* START *

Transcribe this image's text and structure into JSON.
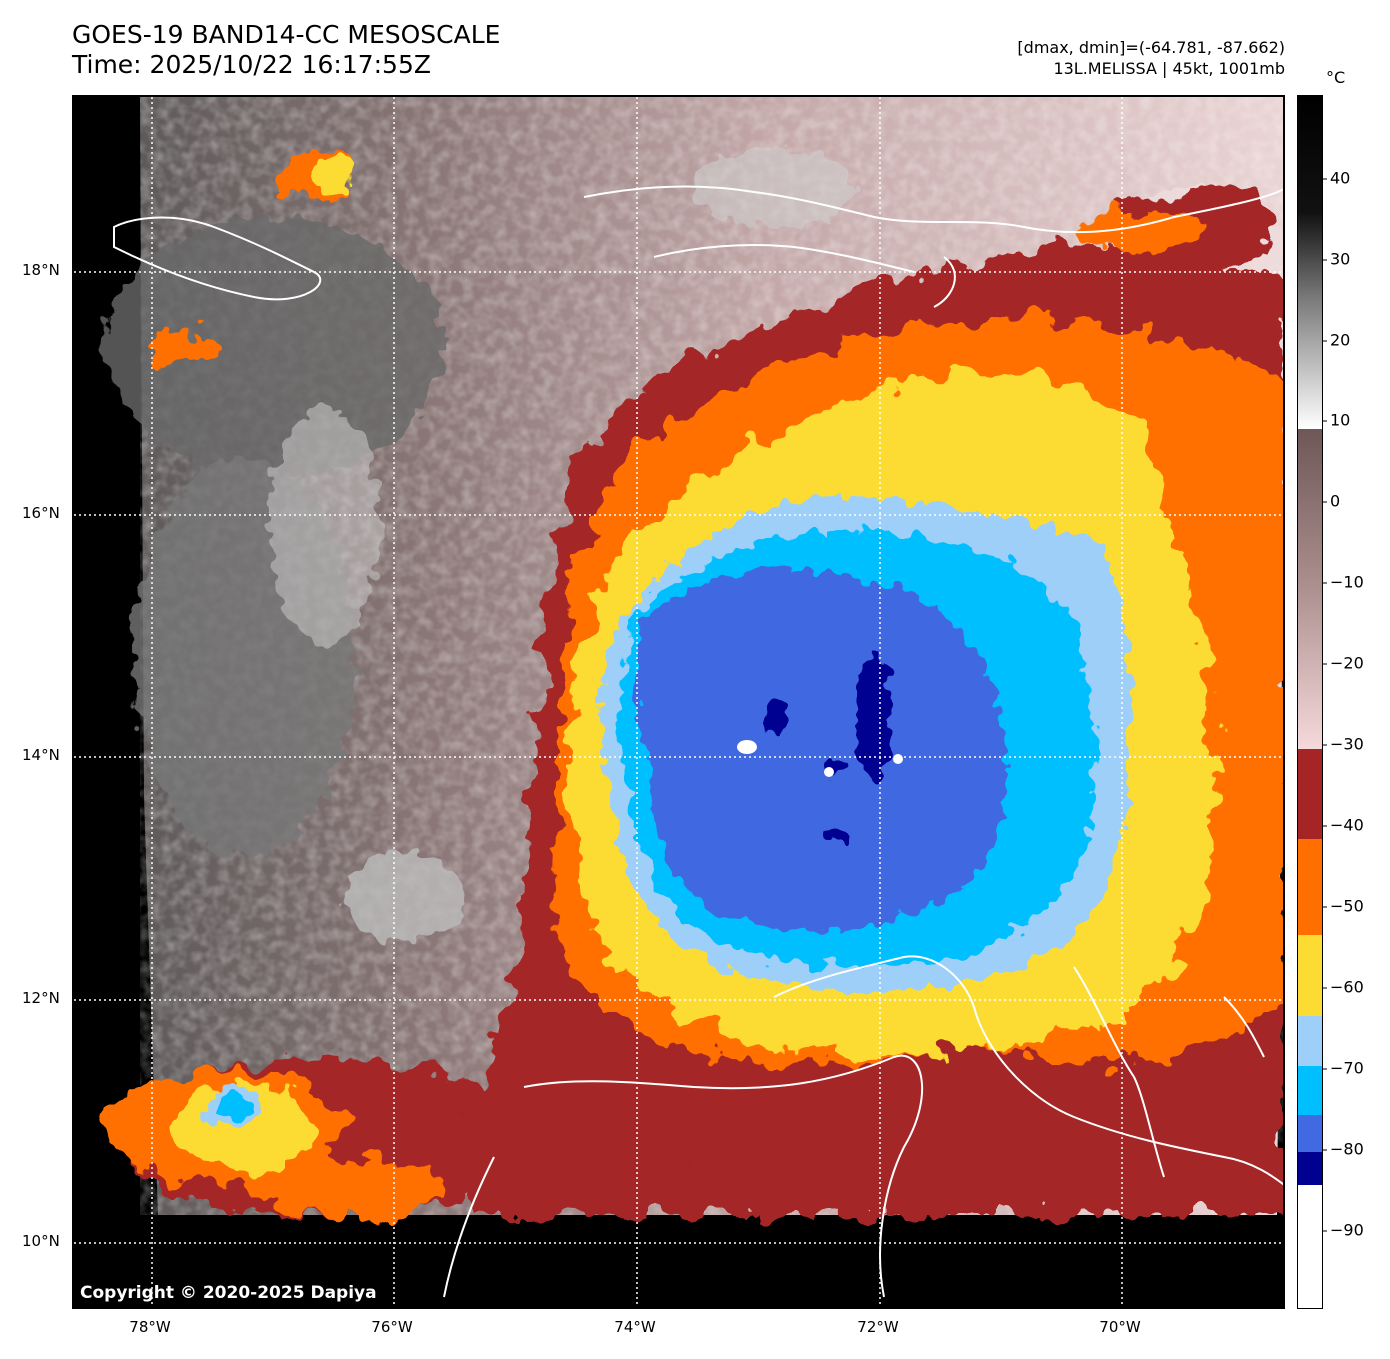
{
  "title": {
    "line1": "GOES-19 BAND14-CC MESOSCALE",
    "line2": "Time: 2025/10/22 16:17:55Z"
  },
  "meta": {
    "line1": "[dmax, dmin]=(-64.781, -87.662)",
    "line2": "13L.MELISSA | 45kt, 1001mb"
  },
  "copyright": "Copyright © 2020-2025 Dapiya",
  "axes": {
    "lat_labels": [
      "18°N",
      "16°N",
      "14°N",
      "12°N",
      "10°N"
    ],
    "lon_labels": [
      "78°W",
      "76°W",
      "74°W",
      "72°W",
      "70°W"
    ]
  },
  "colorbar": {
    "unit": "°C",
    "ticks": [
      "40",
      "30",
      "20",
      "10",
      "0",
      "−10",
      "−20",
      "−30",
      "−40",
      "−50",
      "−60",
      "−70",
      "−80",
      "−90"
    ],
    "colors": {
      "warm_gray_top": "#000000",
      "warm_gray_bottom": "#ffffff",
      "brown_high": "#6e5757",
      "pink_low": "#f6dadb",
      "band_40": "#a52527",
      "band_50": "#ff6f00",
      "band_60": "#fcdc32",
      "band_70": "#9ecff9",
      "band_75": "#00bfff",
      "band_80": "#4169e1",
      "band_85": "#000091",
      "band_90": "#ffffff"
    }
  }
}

* END *
* START *

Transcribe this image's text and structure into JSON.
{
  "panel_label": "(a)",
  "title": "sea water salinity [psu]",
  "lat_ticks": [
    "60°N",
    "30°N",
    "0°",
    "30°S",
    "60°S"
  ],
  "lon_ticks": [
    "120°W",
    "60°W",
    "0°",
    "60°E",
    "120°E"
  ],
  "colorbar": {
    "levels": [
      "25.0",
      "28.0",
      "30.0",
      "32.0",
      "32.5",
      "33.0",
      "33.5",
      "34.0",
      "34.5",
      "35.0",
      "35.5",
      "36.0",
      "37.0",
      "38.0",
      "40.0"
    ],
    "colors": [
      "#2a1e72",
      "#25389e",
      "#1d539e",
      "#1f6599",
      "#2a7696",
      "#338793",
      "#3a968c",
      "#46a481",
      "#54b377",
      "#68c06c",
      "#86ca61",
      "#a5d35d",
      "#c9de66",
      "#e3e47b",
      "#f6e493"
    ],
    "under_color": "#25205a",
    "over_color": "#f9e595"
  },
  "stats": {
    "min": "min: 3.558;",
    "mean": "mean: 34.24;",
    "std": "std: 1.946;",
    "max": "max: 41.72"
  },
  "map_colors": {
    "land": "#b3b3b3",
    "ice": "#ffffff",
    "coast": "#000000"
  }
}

* END *

:: WRITTEN TASK ::
Find how many lines in the listing contain the word "ffffff" and give that count alone.

:: RESULT OF THE TASK ::
3